→ To do:
Copy out every line of the records with "candle-body" swapped for "candle-bar". Leave everything else unchanged.

[Rows from a dataset]
= = = =
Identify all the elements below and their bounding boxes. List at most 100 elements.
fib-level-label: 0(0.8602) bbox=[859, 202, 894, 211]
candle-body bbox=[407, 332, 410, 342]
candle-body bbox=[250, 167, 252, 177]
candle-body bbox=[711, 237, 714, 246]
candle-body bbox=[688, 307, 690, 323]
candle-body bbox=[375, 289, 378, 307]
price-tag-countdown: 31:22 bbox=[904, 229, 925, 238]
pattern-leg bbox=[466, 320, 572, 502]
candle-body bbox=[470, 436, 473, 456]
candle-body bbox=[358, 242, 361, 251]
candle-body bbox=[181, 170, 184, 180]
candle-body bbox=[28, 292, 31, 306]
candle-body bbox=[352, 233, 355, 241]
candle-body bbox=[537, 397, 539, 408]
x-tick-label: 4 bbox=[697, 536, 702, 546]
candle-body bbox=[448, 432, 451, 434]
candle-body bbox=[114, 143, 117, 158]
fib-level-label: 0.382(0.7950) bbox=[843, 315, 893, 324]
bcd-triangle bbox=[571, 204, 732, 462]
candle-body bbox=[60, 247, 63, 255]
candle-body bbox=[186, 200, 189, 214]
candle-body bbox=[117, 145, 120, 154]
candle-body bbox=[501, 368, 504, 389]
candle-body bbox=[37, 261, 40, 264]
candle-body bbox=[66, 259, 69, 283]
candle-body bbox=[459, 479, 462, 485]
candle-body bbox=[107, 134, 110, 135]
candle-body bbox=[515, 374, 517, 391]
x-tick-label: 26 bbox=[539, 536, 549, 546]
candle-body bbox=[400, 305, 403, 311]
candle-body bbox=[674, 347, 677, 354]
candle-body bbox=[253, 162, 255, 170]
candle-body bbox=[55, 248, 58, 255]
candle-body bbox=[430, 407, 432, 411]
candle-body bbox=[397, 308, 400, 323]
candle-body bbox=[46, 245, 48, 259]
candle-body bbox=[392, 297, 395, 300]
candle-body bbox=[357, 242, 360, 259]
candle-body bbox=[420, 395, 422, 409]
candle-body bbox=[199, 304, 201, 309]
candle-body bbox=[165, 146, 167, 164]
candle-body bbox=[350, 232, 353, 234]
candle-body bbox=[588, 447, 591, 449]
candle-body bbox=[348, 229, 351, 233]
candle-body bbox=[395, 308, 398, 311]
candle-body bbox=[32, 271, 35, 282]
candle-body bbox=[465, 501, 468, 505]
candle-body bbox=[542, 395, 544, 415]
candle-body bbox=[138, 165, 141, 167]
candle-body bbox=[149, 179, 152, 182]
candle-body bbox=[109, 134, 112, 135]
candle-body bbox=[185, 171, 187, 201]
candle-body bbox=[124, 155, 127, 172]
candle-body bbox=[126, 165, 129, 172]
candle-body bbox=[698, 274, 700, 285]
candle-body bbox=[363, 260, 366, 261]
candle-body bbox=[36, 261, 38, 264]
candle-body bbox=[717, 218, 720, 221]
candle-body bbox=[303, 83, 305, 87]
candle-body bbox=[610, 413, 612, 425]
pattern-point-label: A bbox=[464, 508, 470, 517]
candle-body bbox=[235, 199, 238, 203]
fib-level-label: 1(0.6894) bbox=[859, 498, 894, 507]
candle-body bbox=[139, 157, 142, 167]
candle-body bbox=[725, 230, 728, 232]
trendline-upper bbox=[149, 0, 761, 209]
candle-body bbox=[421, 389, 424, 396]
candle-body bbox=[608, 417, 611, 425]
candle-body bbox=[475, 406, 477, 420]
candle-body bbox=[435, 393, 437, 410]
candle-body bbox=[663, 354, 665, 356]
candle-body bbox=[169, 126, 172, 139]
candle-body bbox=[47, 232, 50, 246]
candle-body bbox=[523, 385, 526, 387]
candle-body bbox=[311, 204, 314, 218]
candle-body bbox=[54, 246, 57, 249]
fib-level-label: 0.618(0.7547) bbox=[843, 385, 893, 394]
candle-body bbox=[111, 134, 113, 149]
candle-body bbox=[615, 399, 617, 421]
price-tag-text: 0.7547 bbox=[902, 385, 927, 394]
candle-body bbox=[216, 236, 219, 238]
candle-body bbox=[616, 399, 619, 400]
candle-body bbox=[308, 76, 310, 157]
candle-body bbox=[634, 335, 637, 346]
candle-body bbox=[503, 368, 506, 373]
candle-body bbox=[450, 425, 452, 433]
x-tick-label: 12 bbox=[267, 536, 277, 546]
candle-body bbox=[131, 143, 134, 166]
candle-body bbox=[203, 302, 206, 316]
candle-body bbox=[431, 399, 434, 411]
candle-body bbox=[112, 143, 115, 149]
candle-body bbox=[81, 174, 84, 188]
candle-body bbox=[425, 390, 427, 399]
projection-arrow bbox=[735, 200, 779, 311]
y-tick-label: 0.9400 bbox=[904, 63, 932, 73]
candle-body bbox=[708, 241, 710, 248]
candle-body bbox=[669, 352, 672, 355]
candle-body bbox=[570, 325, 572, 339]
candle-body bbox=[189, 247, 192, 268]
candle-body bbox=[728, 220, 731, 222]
= = = =
→ Finished exercise:
Identify all the elements below and their bounding boxes. List at most 100 elements.
fib-level-label: 0(0.8602) bbox=[859, 202, 894, 211]
candle-bar bbox=[407, 332, 410, 342]
candle-bar bbox=[250, 167, 252, 177]
candle-bar bbox=[711, 237, 714, 246]
candle-bar bbox=[688, 307, 690, 323]
candle-bar bbox=[375, 289, 378, 307]
price-tag-countdown: 31:22 bbox=[904, 229, 925, 238]
pattern-leg bbox=[466, 320, 572, 502]
candle-bar bbox=[470, 436, 473, 456]
candle-bar bbox=[358, 242, 361, 251]
candle-bar bbox=[181, 170, 184, 180]
candle-bar bbox=[28, 292, 31, 306]
candle-bar bbox=[352, 233, 355, 241]
candle-bar bbox=[537, 397, 539, 408]
x-tick-label: 4 bbox=[697, 536, 702, 546]
candle-bar bbox=[448, 432, 451, 434]
candle-bar bbox=[114, 143, 117, 158]
fib-level-label: 0.382(0.7950) bbox=[843, 315, 893, 324]
bcd-triangle bbox=[571, 204, 732, 462]
candle-bar bbox=[60, 247, 63, 255]
candle-bar bbox=[186, 200, 189, 214]
candle-bar bbox=[117, 145, 120, 154]
candle-bar bbox=[501, 368, 504, 389]
candle-bar bbox=[37, 261, 40, 264]
candle-bar bbox=[66, 259, 69, 283]
candle-bar bbox=[459, 479, 462, 485]
candle-bar bbox=[107, 134, 110, 135]
candle-bar bbox=[515, 374, 517, 391]
x-tick-label: 26 bbox=[539, 536, 549, 546]
candle-bar bbox=[400, 305, 403, 311]
candle-bar bbox=[674, 347, 677, 354]
candle-bar bbox=[253, 162, 255, 170]
candle-bar bbox=[55, 248, 58, 255]
candle-bar bbox=[430, 407, 432, 411]
candle-bar bbox=[397, 308, 400, 323]
candle-bar bbox=[46, 245, 48, 259]
candle-bar bbox=[392, 297, 395, 300]
candle-bar bbox=[357, 242, 360, 259]
candle-bar bbox=[420, 395, 422, 409]
candle-bar bbox=[199, 304, 201, 309]
candle-bar bbox=[165, 146, 167, 164]
candle-bar bbox=[350, 232, 353, 234]
candle-bar bbox=[588, 447, 591, 449]
candle-bar bbox=[348, 229, 351, 233]
candle-bar bbox=[395, 308, 398, 311]
candle-bar bbox=[32, 271, 35, 282]
candle-bar bbox=[465, 501, 468, 505]
candle-bar bbox=[542, 395, 544, 415]
candle-bar bbox=[138, 165, 141, 167]
candle-bar bbox=[149, 179, 152, 182]
candle-bar bbox=[109, 134, 112, 135]
candle-bar bbox=[185, 171, 187, 201]
candle-bar bbox=[124, 155, 127, 172]
candle-bar bbox=[126, 165, 129, 172]
candle-bar bbox=[698, 274, 700, 285]
candle-bar bbox=[363, 260, 366, 261]
candle-bar bbox=[36, 261, 38, 264]
candle-bar bbox=[717, 218, 720, 221]
candle-bar bbox=[303, 83, 305, 87]
candle-bar bbox=[610, 413, 612, 425]
pattern-point-label: A bbox=[464, 508, 470, 517]
candle-bar bbox=[235, 199, 238, 203]
fib-level-label: 1(0.6894) bbox=[859, 498, 894, 507]
candle-bar bbox=[139, 157, 142, 167]
candle-bar bbox=[725, 230, 728, 232]
trendline-upper bbox=[149, 0, 761, 209]
candle-bar bbox=[421, 389, 424, 396]
candle-bar bbox=[608, 417, 611, 425]
candle-bar bbox=[475, 406, 477, 420]
candle-bar bbox=[435, 393, 437, 410]
candle-bar bbox=[663, 354, 665, 356]
candle-bar bbox=[169, 126, 172, 139]
candle-bar bbox=[47, 232, 50, 246]
candle-bar bbox=[523, 385, 526, 387]
candle-bar bbox=[311, 204, 314, 218]
candle-bar bbox=[54, 246, 57, 249]
fib-level-label: 0.618(0.7547) bbox=[843, 385, 893, 394]
candle-bar bbox=[111, 134, 113, 149]
candle-bar bbox=[615, 399, 617, 421]
price-tag-text: 0.7547 bbox=[902, 385, 927, 394]
candle-bar bbox=[216, 236, 219, 238]
candle-bar bbox=[616, 399, 619, 400]
candle-bar bbox=[308, 76, 310, 157]
candle-bar bbox=[634, 335, 637, 346]
candle-bar bbox=[503, 368, 506, 373]
candle-bar bbox=[450, 425, 452, 433]
x-tick-label: 12 bbox=[267, 536, 277, 546]
candle-bar bbox=[131, 143, 134, 166]
candle-bar bbox=[203, 302, 206, 316]
candle-bar bbox=[431, 399, 434, 411]
candle-bar bbox=[112, 143, 115, 149]
candle-bar bbox=[81, 174, 84, 188]
candle-bar bbox=[425, 390, 427, 399]
projection-arrow bbox=[735, 200, 779, 311]
y-tick-label: 0.9400 bbox=[904, 63, 932, 73]
candle-bar bbox=[708, 241, 710, 248]
candle-bar bbox=[669, 352, 672, 355]
candle-bar bbox=[570, 325, 572, 339]
candle-bar bbox=[189, 247, 192, 268]
candle-bar bbox=[728, 220, 731, 222]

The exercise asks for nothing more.